DATA PROVIDED:
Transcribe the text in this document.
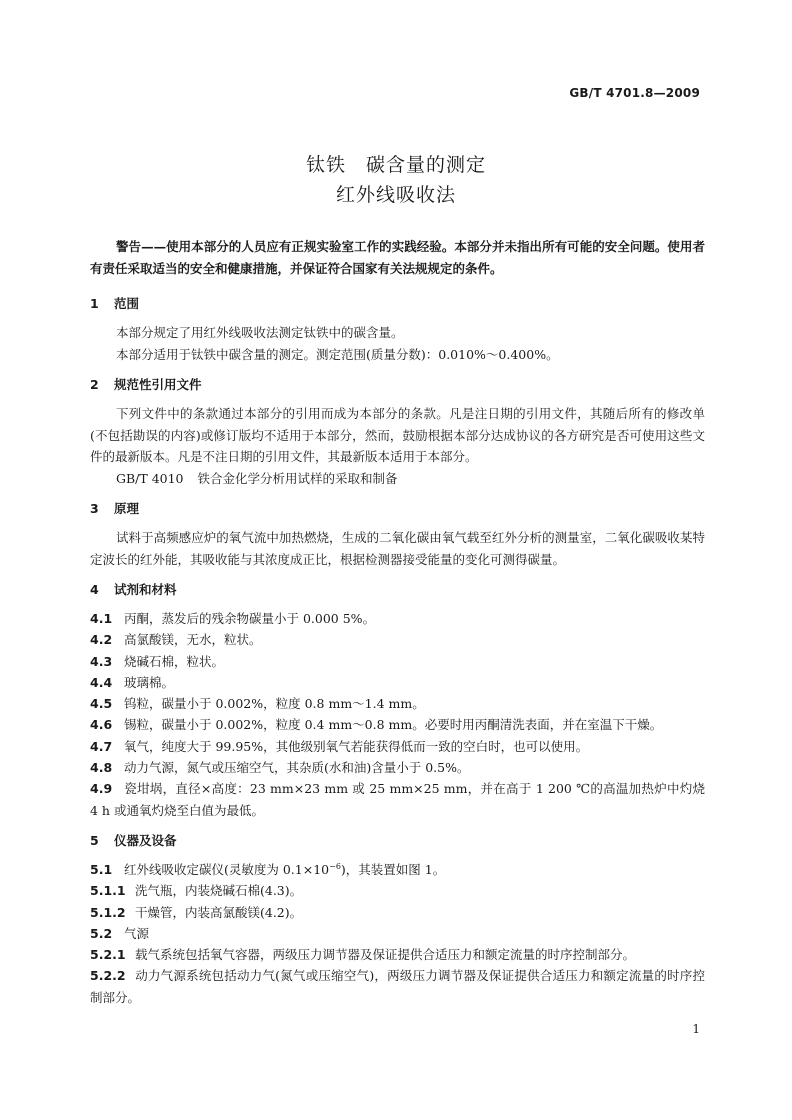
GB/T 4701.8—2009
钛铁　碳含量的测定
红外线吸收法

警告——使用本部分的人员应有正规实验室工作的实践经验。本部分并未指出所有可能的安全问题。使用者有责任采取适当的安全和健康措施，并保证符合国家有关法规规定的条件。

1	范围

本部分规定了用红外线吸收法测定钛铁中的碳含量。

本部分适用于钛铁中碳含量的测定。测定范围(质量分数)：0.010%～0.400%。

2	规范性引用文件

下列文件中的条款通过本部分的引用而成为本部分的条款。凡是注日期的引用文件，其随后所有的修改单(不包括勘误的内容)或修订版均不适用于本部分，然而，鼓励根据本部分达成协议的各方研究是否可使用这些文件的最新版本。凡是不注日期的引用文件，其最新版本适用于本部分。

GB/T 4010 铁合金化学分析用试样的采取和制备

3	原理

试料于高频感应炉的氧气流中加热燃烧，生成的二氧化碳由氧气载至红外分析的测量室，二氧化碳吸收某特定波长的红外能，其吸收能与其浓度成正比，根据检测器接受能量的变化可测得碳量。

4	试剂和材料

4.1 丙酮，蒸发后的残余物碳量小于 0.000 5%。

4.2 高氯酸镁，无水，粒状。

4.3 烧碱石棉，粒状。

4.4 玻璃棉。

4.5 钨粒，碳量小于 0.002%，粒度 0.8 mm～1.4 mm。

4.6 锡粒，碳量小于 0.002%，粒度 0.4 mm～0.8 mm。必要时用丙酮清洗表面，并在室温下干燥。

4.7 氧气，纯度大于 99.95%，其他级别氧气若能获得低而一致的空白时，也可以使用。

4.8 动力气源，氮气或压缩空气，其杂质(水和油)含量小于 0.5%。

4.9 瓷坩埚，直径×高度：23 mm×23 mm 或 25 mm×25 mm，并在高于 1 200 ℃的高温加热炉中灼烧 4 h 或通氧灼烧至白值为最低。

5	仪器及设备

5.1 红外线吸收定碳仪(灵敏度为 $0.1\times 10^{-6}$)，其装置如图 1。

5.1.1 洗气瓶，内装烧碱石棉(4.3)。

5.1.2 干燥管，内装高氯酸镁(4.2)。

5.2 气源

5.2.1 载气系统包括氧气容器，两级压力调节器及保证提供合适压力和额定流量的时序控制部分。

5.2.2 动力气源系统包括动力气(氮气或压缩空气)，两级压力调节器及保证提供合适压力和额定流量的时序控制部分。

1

---

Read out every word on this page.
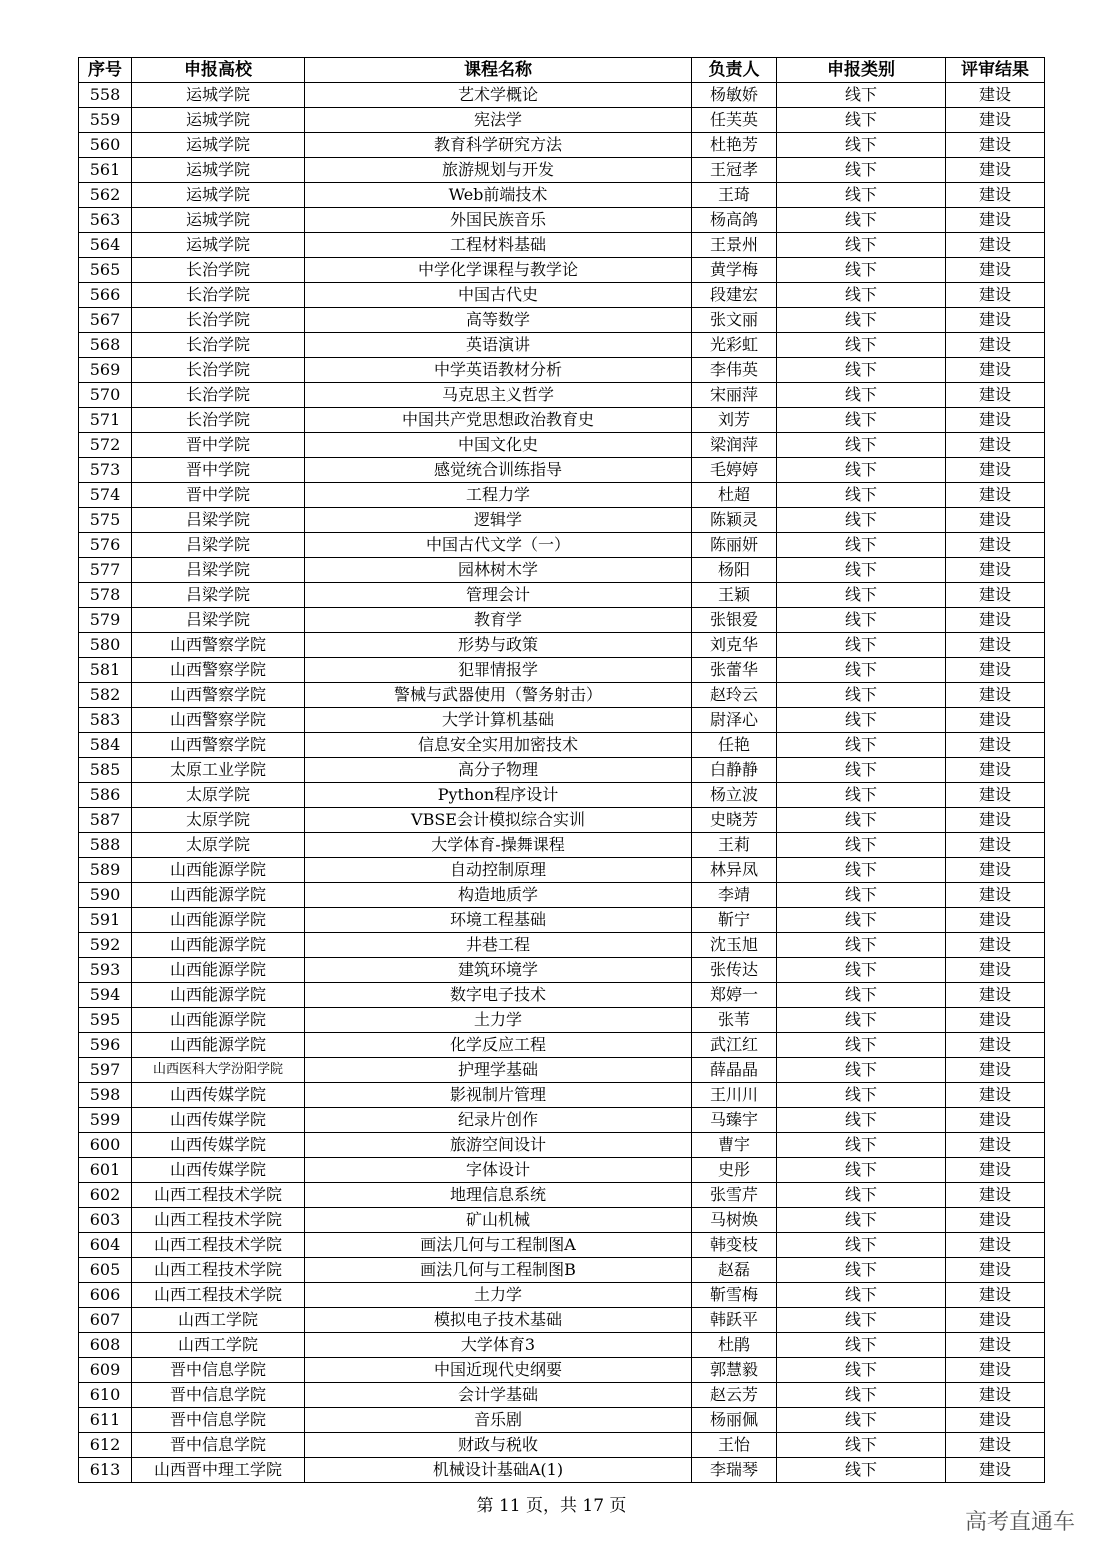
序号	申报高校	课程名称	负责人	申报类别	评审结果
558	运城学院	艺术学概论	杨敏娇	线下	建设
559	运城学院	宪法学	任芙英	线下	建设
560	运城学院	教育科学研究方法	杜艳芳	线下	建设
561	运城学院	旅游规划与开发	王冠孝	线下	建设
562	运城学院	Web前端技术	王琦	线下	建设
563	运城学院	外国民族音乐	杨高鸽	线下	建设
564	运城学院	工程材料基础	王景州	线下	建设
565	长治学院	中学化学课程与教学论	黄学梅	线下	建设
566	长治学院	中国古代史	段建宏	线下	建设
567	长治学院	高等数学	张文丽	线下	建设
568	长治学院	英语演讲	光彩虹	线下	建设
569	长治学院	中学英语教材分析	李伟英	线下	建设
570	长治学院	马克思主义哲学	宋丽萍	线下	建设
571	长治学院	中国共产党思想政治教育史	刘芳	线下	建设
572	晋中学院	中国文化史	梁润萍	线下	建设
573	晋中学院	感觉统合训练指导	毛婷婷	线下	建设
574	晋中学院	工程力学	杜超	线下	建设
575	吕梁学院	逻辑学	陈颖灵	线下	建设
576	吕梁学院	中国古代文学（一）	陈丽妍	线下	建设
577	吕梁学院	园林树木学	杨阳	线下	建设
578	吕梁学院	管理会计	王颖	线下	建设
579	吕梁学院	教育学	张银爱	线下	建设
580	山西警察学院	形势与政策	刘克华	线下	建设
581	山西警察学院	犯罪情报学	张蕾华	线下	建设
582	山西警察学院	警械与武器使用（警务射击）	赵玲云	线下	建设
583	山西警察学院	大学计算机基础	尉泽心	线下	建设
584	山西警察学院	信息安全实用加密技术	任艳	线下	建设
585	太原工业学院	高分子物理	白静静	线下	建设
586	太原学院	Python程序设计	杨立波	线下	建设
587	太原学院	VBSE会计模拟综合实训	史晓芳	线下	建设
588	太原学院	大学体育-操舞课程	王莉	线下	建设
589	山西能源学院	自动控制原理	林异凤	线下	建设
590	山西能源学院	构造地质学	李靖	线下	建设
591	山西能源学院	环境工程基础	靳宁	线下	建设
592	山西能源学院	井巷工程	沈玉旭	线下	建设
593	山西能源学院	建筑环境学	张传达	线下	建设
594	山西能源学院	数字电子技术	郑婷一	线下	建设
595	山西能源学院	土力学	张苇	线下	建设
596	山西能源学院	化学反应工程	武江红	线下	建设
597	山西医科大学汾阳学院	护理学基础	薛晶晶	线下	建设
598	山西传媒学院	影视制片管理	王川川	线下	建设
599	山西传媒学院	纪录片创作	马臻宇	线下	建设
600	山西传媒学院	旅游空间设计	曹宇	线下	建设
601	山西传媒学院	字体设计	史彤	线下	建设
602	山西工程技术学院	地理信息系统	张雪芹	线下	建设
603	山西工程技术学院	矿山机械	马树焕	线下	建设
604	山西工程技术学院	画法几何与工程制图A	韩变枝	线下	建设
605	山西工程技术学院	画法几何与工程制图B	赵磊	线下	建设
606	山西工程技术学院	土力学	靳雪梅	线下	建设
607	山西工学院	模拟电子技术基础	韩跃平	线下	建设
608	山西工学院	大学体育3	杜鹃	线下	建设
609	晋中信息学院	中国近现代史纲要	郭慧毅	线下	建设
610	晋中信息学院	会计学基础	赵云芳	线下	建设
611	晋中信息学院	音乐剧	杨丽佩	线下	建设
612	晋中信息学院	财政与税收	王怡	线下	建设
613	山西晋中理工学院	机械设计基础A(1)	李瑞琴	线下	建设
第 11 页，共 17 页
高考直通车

==

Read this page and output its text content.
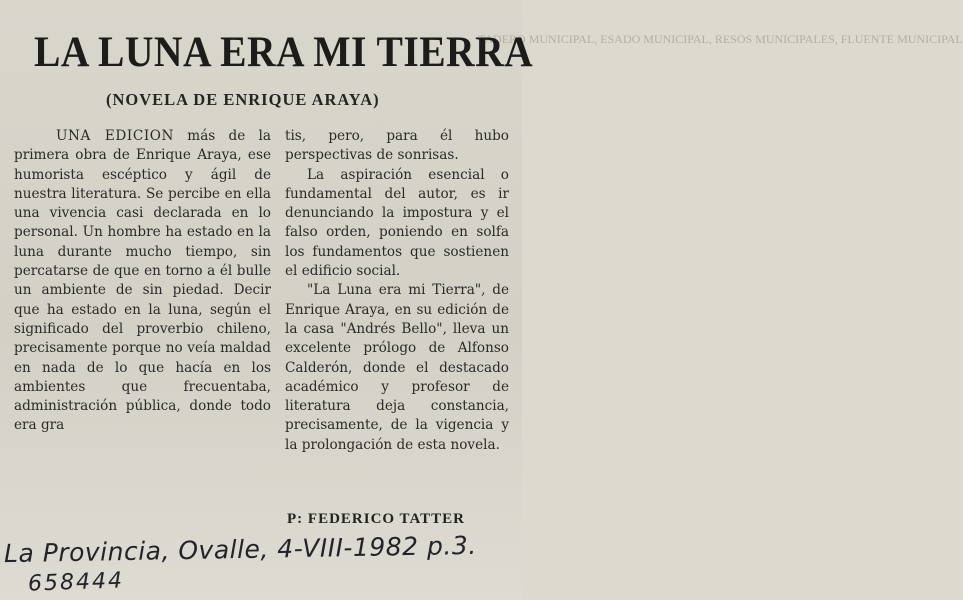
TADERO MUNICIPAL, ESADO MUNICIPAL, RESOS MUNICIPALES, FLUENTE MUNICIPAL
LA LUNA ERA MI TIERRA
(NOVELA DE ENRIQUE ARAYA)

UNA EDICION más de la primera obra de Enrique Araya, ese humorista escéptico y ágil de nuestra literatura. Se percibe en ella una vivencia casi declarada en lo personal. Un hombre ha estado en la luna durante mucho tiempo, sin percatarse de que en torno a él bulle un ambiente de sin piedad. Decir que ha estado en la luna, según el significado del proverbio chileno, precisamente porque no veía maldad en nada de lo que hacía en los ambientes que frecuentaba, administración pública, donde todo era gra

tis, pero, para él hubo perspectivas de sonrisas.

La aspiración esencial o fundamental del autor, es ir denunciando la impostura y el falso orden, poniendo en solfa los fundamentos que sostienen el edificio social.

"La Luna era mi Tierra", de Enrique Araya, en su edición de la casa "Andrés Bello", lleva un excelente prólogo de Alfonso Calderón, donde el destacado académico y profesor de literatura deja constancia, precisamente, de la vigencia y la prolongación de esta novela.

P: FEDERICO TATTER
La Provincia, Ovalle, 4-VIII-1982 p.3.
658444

AIM: Go through the entries above and copy every line containing "太原学院".

PROBLEM SOLUTION:
586	太原学院	Python程序设计	杨立波	线下	建设
587	太原学院	VBSE会计模拟综合实训	史晓芳	线下	建设
588	太原学院	大学体育-操舞课程	王莉	线下	建设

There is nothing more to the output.